- GOAL
Please continue the forum post about the Npgsql type-mapping exception from the point where it stops.

- TEXT PASSAGE
####################

Seems that the type needs to be registered for some reason, actually if I don't specify the type:

Unhandled exception. System.NotSupportedException: The CLR type System.Object isn't natively supported by Npgsql or your PostgreSQL. To use it with a PostgreSQL composite
 you need to specify DataTypeName or to map it, please refer to the documentation.
   at Npgsql.TypeMapping.ConnectorTypeMapper.ResolveByClrType(Type type)
   at Npgsql.TypeMapping.ConnectorTypeMapper.ResolveByClrType(Type type)
   at Npgsql.NpgsqlParameter.ResolveHandler(ConnectorTypeMapper typeMapper)
   at Npgsql.NpgsqlParameter.Bind(ConnectorTypeMapper typeMapper)
   at Npgsql.NpgsqlParameterCollection.ValidateAndBind(ConnectorTypeMapper typeMapper)
   at Npgsql.NpgsqlCommand.ExecuteReader(CommandBehavior behavior, Boolean async, CancellationToken cancellationToken)
   at Npgsql.NpgsqlCommand.ExecuteReader(CommandBehavior behavior, Boolean async, CancellationToken cancellationToken)
   at Npgsql.NpgsqlCommand.ExecuteReader(CommandBehavior behavior)

####################

- DATA SUPPLIED
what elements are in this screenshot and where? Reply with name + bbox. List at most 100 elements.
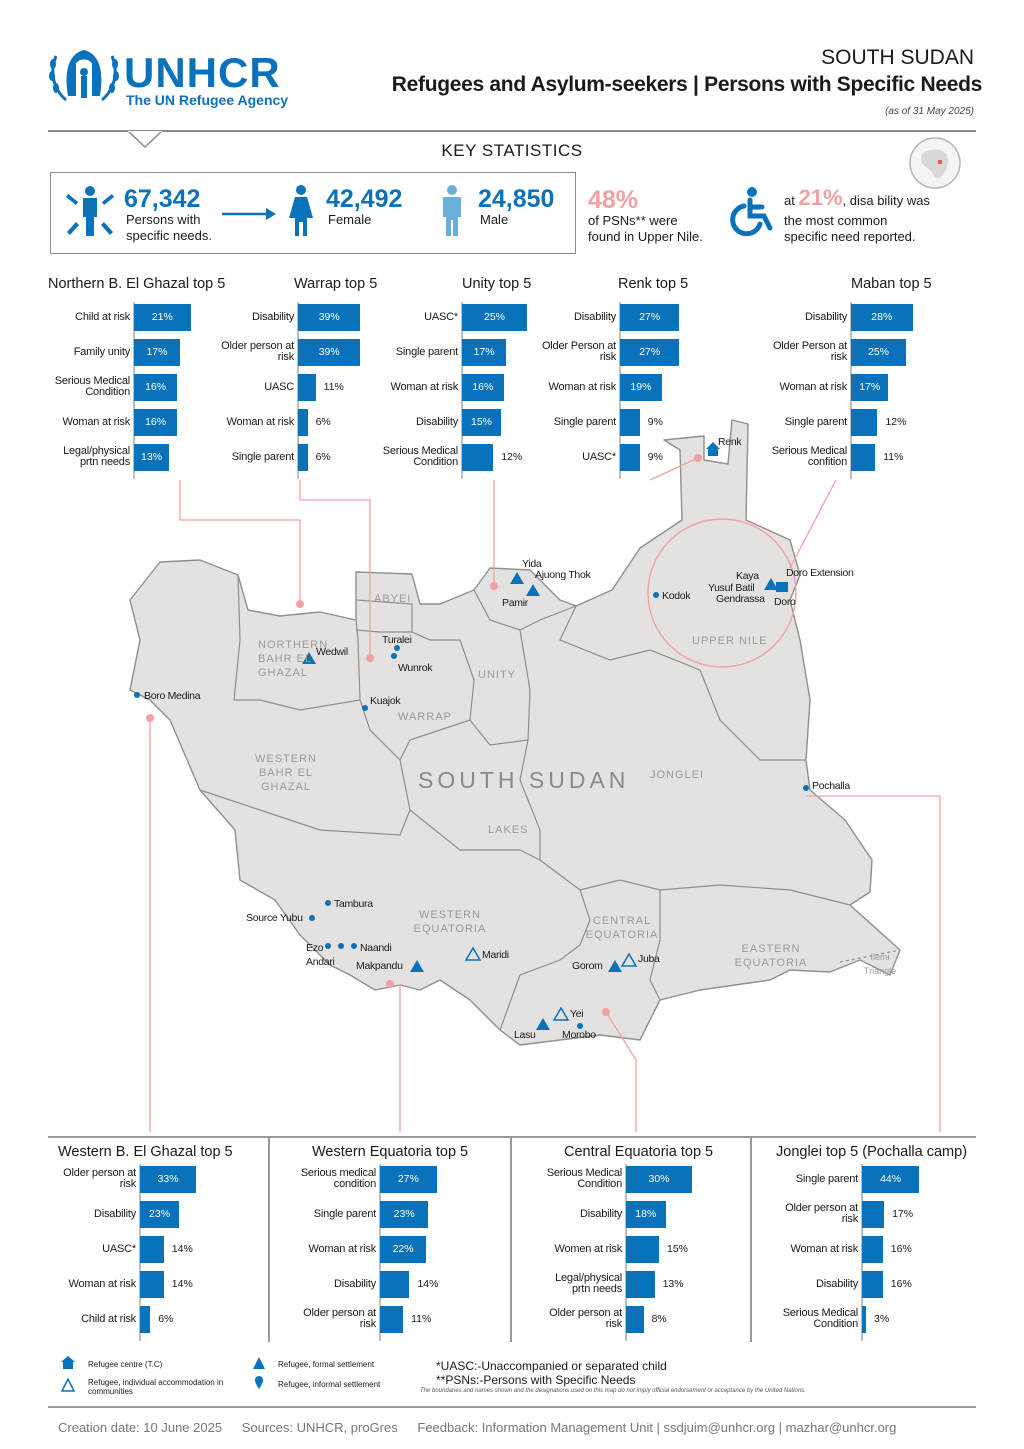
bar-value-nbeg: 13% [141, 451, 163, 463]
chart-title-warrap: Warrap top 5 [294, 276, 378, 292]
psn-total-label-1: Persons with [126, 212, 201, 227]
bar-wbeg [140, 1271, 164, 1298]
bar-value-jonglei: 17% [892, 1208, 914, 1220]
bar-value-nbeg: 17% [146, 346, 168, 358]
footer-feedback: Feedback: Information Management Unit | … [417, 1420, 897, 1435]
chart-title-unity: Unity top 5 [462, 276, 532, 292]
country-outline [129, 419, 901, 1046]
bar-label-unity: UASC* [424, 310, 458, 323]
bar-label-jonglei: Serious Medical Condition [782, 1307, 858, 1330]
place-boro-medina: Boro Medina [144, 690, 201, 702]
callout-dot-unity [490, 582, 498, 590]
bar-label-ce: Older person at risk [549, 1307, 622, 1330]
bar-label-warrap: Single parent [231, 450, 294, 463]
bar-wbeg [140, 1306, 151, 1333]
disability-text-3: specific need reported. [784, 229, 916, 244]
logo-subtitle: The UN Refugee Agency [126, 92, 289, 108]
bar-value-renk: 27% [639, 346, 661, 358]
bar-value-we: 11% [411, 1313, 432, 1325]
bar-renk [620, 304, 680, 331]
bar-value-jonglei: 16% [890, 1278, 912, 1290]
place-gorom: Gorom [572, 960, 603, 972]
unhcr-logo [48, 46, 120, 108]
place-ezo: Ezo [306, 942, 324, 954]
place-kaya: Kaya [736, 570, 759, 582]
region-lakes: LAKES [488, 824, 529, 836]
note-uasc: *UASC:-Unaccompanied or separated child [436, 1359, 667, 1373]
individual-accommodation-icon [620, 952, 638, 967]
bar-maban [851, 444, 876, 471]
bar-value-maban: 12% [885, 416, 907, 428]
legend-formal: Refugee, formal settlement [278, 1360, 375, 1369]
chart-title-we: Western Equatoria top 5 [312, 1144, 469, 1160]
region-ilemi: Ilemi Triangle [863, 952, 897, 976]
place-kodok: Kodok [662, 590, 691, 602]
bar-maban [851, 374, 889, 401]
callout-ce [605, 1011, 637, 1132]
region-ee: EASTERN EQUATORIA [734, 943, 808, 969]
boundary-wbeg-nbeg [233, 574, 361, 711]
region-ce: CENTRAL EQUATORIA [585, 915, 659, 941]
bar-unity [462, 374, 504, 401]
bar-nbeg [134, 304, 191, 331]
bar-value-warrap: 11% [323, 381, 344, 393]
place-juba: Juba [638, 953, 660, 965]
bar-label-jonglei: Older person at risk [785, 1202, 858, 1225]
callout-dot-wbeg [146, 714, 154, 722]
bar-nbeg [134, 339, 180, 366]
bar-value-maban: 11% [883, 451, 904, 463]
bar-label-wbeg: Child at risk [81, 1312, 136, 1325]
bar-value-unity: 17% [473, 346, 495, 358]
bar-value-we: 14% [417, 1278, 439, 1290]
bar-label-nbeg: Woman at risk [62, 415, 131, 428]
boundary-lakes [399, 739, 541, 861]
formal-settlement-icon [510, 572, 524, 584]
footer-creation-date: Creation date: 10 June 2025 [58, 1420, 223, 1435]
callout-dot-renk [694, 454, 702, 462]
callout-maban [789, 479, 837, 569]
region-nbeg: NORTHERN BAHR EL GHAZAL [258, 639, 329, 679]
bar-jonglei [862, 1271, 883, 1298]
female-icon [286, 184, 316, 243]
bar-maban [851, 339, 906, 366]
bar-wbeg [140, 1201, 180, 1228]
formal-settlement-icon [410, 960, 424, 972]
bar-value-maban: 28% [871, 311, 893, 323]
female-value: 42,492 [326, 185, 403, 213]
bar-value-we: 27% [397, 1173, 419, 1185]
bar-ce [626, 1306, 644, 1333]
bar-nbeg [134, 409, 178, 436]
bar-jonglei [862, 1306, 866, 1333]
male-icon [438, 184, 466, 243]
disability-text-2: the most common [784, 213, 888, 228]
callout-dot-we [386, 980, 394, 988]
legend: Refugee centre (T.C) Refugee, individual… [60, 1356, 420, 1396]
refugee-centre-markers [706, 442, 788, 592]
bar-value-ce: 30% [648, 1173, 670, 1185]
bar-we [380, 1271, 410, 1298]
boundary-wbeg-we [199, 789, 411, 836]
bar-value-renk: 27% [639, 311, 661, 323]
note-psn: **PSNs:-Persons with Specific Needs [436, 1373, 636, 1387]
upper-nile-pct: 48% [588, 186, 639, 214]
key-statistics-heading: KEY STATISTICS [441, 141, 583, 160]
bar-wbeg [140, 1236, 164, 1263]
bar-value-ce: 15% [667, 1243, 689, 1255]
disability-text-a: , disa bility was [842, 193, 930, 208]
map-country-label: SOUTH SUDAN [418, 767, 630, 793]
callout-dot-warrap [366, 654, 374, 662]
legend-centre: Refugee centre (T.C) [88, 1360, 163, 1369]
bar-label-maban: Woman at risk [779, 380, 848, 393]
bar-value-we: 23% [393, 1208, 415, 1220]
key-stats-box [50, 172, 576, 254]
formal-settlement-icon [526, 584, 540, 596]
bar-value-nbeg: 16% [145, 381, 167, 393]
bar-wbeg [140, 1166, 197, 1193]
callout-warrap [299, 480, 371, 658]
bar-value-ce: 8% [651, 1313, 667, 1325]
bar-value-wbeg: 6% [158, 1313, 174, 1325]
bar-label-maban: Disability [804, 310, 847, 323]
footer: Creation date: 10 June 2025 Sources: UNH… [58, 1420, 912, 1435]
people-group-icon [64, 184, 116, 243]
bar-unity [462, 444, 494, 471]
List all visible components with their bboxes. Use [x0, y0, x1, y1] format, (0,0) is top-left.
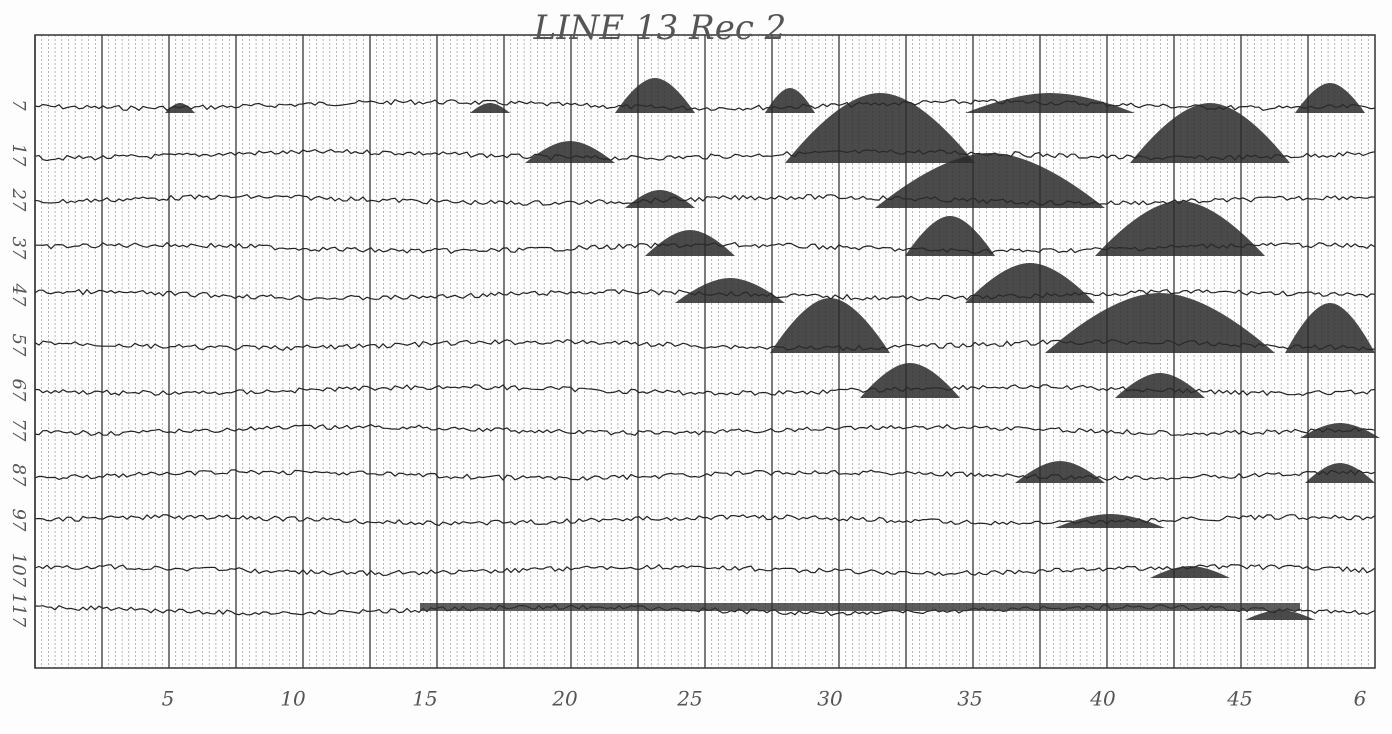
trace-label: 97 — [8, 509, 29, 532]
wavelet — [645, 230, 735, 256]
wavelet — [525, 141, 615, 163]
wavelet — [1055, 514, 1165, 528]
wavelet — [1115, 373, 1205, 398]
trace-label: 17 — [8, 144, 29, 167]
wavelet — [615, 78, 695, 113]
trace-label: 57 — [8, 334, 29, 357]
x-label: 35 — [957, 687, 982, 711]
trace-label: 107 — [8, 553, 29, 588]
trace — [34, 194, 1376, 206]
wavelet — [1295, 83, 1365, 113]
x-label: 10 — [280, 687, 306, 711]
trace-label: 67 — [8, 379, 29, 402]
trace-label: 37 — [8, 237, 29, 260]
trace-label: 77 — [8, 419, 29, 442]
trace — [34, 423, 1376, 437]
wavelet — [905, 216, 995, 256]
wavelet — [785, 93, 975, 163]
trace-label: 27 — [8, 188, 29, 212]
wavelet — [1150, 566, 1230, 578]
wavelet — [875, 153, 1105, 208]
wavelet — [1045, 293, 1275, 353]
wavelet — [1015, 461, 1105, 483]
x-label: 25 — [676, 687, 702, 711]
wavelet — [1130, 103, 1290, 163]
wavelet — [420, 603, 1300, 611]
x-label: 30 — [817, 687, 843, 711]
wavelet — [1300, 423, 1380, 438]
x-label: 40 — [1089, 687, 1116, 711]
wavelet — [965, 93, 1135, 113]
wavelet — [965, 263, 1095, 303]
x-label: 45 — [1226, 687, 1252, 711]
trace-label: 87 — [8, 464, 29, 487]
trace-label: 47 — [8, 283, 29, 307]
wavelet — [1285, 303, 1375, 353]
trace — [34, 469, 1376, 481]
trace-label: 7 — [8, 99, 29, 111]
wavelet — [860, 363, 960, 398]
wavelet — [470, 103, 510, 113]
trace-label: 117 — [8, 593, 29, 628]
wavelet — [165, 103, 195, 113]
x-label: 6 — [1354, 687, 1367, 711]
x-label: 15 — [412, 687, 437, 711]
title: LINE 13 Rec 2 — [533, 8, 787, 48]
frame — [34, 34, 1376, 669]
wavelet — [770, 298, 890, 353]
trace — [34, 563, 1376, 577]
x-label: 5 — [162, 687, 175, 711]
wavelet — [1095, 201, 1265, 256]
wavelet — [765, 88, 815, 113]
wavelet — [1305, 463, 1375, 483]
traces — [34, 78, 1380, 620]
trace — [34, 98, 1376, 112]
trace — [34, 514, 1376, 527]
x-label: 20 — [551, 687, 578, 711]
wavelet — [625, 190, 695, 208]
wavelet — [1245, 610, 1315, 620]
wavelet — [675, 278, 785, 303]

####################

- TASK OUTPUT
   at Program.<Main>$(String[] args) in C:\Users\natalie-perret\Desktop\Personal\playground\csharp\CSharpPlayground\Program.cs:line 31

[EDIT]

The temporary solution I've ended up with is to rely on the jsonb support and in particular the jsonb_to_recordset function (see the PostgreSQL documentation section about json functions ):

using System.Data;
using System.Text.Json;

using Npgsql;
using NpgsqlTypes;


var connectionStringBuilder = new NpgsqlConnectionStringBuilder
{
    Host     = "localhost",
    Port     = 5432,
    Username = "brand_payment_migration",
    Password = "secret",
    Database = "brand_payment"
};
using var connection = new NpgsqlConnection(connectionStringBuilder.ToString());
connection.Open();
using var command = connection.CreateCommand();
command.CommandText = 
"SELECT id, accounting_document, accounting_document_type, company_code, document_date_year, posting_view_item " +
"FROM sch_brand_payment_data_lake_proxy.supplier_balances " +
"LEFT OUTER JOIN sch_brand_payment_data_lake_proxy.supplier_balance_items " +
"ON supplier_balances.id = supplier_balance_items.supplier_balance_id " +
"WHERE (accounting_document, accounting_document_type, company_code, document_date_year) " +
"IN (SELECT * FROM jsonb_to_recordset(@values) " +
"AS params (accounting_document text, accounting_document_type text, company_code text, document_date_year integer));";
var parameter = command.CreateParameter();
parameter.ParameterName = "@values";
parameter.NpgsqlDbType = NpgsqlDbType.Jsonb;
parameter.NpgsqlValue = JsonSerializer.Serialize(new []
{
    new Params("A", "B", "C", 1), 
    new Params("A", "B", "C", 2)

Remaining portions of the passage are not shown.